- **STORED DATA**
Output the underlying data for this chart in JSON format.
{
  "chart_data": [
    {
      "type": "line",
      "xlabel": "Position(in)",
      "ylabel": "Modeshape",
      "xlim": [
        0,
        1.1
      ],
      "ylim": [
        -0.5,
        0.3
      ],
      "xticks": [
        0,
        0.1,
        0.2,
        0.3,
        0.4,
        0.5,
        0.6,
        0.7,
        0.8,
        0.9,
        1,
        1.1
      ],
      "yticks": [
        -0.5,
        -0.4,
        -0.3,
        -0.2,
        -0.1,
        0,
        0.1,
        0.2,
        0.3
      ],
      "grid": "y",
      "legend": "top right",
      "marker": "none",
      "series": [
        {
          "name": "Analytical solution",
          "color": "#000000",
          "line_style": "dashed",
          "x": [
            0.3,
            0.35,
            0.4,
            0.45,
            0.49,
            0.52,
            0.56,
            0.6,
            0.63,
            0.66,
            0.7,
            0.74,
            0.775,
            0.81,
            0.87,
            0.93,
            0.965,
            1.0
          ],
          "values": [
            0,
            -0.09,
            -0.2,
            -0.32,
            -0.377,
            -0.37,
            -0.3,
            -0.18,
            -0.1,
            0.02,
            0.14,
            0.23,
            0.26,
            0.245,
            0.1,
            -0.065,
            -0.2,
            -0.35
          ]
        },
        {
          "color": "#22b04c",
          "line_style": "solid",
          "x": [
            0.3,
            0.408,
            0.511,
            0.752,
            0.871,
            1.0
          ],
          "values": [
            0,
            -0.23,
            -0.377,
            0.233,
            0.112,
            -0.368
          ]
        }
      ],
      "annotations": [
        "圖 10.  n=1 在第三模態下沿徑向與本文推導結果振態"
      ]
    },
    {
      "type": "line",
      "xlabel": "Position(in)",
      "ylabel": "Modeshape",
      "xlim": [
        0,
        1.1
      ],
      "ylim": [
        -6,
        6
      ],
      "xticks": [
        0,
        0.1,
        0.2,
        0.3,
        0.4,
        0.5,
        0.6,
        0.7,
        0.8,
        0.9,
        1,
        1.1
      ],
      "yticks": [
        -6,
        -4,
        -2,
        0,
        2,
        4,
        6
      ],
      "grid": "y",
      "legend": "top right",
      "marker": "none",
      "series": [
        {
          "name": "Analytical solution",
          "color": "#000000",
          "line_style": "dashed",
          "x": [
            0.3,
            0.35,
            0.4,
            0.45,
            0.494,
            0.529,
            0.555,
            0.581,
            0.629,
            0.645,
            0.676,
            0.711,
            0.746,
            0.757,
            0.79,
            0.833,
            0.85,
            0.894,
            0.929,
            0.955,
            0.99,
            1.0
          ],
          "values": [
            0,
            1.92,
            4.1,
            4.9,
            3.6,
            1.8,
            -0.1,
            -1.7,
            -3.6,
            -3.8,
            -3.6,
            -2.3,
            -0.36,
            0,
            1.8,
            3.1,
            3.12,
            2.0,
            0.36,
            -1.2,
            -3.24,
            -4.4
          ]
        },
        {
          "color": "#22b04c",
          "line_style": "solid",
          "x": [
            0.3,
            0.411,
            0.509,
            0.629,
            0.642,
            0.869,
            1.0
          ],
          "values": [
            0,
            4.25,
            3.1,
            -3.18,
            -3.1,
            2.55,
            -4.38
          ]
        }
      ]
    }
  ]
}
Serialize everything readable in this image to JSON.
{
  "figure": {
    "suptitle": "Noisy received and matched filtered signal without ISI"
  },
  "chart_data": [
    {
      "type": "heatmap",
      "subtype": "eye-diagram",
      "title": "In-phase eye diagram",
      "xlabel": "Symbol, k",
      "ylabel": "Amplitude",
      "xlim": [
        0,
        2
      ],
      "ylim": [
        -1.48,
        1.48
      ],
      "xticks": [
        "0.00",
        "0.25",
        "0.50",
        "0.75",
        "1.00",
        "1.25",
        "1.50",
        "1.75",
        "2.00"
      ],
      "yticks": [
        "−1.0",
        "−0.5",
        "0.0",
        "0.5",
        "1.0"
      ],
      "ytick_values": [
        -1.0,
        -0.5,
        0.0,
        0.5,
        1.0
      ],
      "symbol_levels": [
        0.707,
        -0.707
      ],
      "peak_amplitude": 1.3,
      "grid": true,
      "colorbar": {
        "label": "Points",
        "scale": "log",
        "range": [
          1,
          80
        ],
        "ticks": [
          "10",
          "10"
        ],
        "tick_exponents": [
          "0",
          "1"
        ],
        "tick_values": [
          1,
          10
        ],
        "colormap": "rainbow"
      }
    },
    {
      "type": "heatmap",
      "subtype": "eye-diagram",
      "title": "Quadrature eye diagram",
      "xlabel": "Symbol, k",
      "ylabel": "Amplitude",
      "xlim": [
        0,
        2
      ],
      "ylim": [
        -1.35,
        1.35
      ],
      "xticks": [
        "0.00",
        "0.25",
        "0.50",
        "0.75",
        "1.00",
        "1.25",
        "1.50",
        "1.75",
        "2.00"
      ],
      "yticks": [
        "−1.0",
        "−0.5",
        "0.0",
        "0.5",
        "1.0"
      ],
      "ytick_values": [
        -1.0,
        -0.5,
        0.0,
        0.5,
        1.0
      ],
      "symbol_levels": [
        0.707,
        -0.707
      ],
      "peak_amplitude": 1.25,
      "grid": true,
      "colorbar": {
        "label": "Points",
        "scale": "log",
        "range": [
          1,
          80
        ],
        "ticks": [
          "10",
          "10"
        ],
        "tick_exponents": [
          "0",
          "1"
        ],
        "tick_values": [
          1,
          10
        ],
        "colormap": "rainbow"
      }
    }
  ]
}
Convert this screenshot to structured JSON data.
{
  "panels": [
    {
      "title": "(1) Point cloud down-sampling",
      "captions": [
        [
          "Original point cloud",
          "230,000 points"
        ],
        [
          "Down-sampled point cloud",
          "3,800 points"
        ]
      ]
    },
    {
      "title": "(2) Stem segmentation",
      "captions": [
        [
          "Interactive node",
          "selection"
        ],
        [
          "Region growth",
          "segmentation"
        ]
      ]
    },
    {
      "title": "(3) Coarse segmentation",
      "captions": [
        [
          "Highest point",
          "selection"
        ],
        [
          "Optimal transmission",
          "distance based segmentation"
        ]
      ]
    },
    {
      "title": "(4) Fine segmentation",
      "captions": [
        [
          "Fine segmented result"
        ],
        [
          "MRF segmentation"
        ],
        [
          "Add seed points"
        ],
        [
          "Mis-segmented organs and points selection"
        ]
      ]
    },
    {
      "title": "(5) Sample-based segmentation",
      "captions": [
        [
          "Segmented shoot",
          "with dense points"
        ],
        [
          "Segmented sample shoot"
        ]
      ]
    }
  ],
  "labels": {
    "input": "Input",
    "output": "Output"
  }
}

- **YOUR TASK**
Give exactly the lines from the one with "Convert this screenshot" to the end of the entries, nothing before them.

- **THE ANSWER**
Convert this screenshot to structured JSON data.
{
  "panels": [
    {
      "title": "(1) Point cloud down-sampling",
      "captions": [
        [
          "Original point cloud",
          "230,000 points"
        ],
        [
          "Down-sampled point cloud",
          "3,800 points"
        ]
      ]
    },
    {
      "title": "(2) Stem segmentation",
      "captions": [
        [
          "Interactive node",
          "selection"
        ],
        [
          "Region growth",
          "segmentation"
        ]
      ]
    },
    {
      "title": "(3) Coarse segmentation",
      "captions": [
        [
          "Highest point",
          "selection"
        ],
        [
          "Optimal transmission",
          "distance based segmentation"
        ]
      ]
    },
    {
      "title": "(4) Fine segmentation",
      "captions": [
        [
          "Fine segmented result"
        ],
        [
          "MRF segmentation"
        ],
        [
          "Add seed points"
        ],
        [
          "Mis-segmented organs and points selection"
        ]
      ]
    },
    {
      "title": "(5) Sample-based segmentation",
      "captions": [
        [
          "Segmented shoot",
          "with dense points"
        ],
        [
          "Segmented sample shoot"
        ]
      ]
    }
  ],
  "labels": {
    "input": "Input",
    "output": "Output"
  }
}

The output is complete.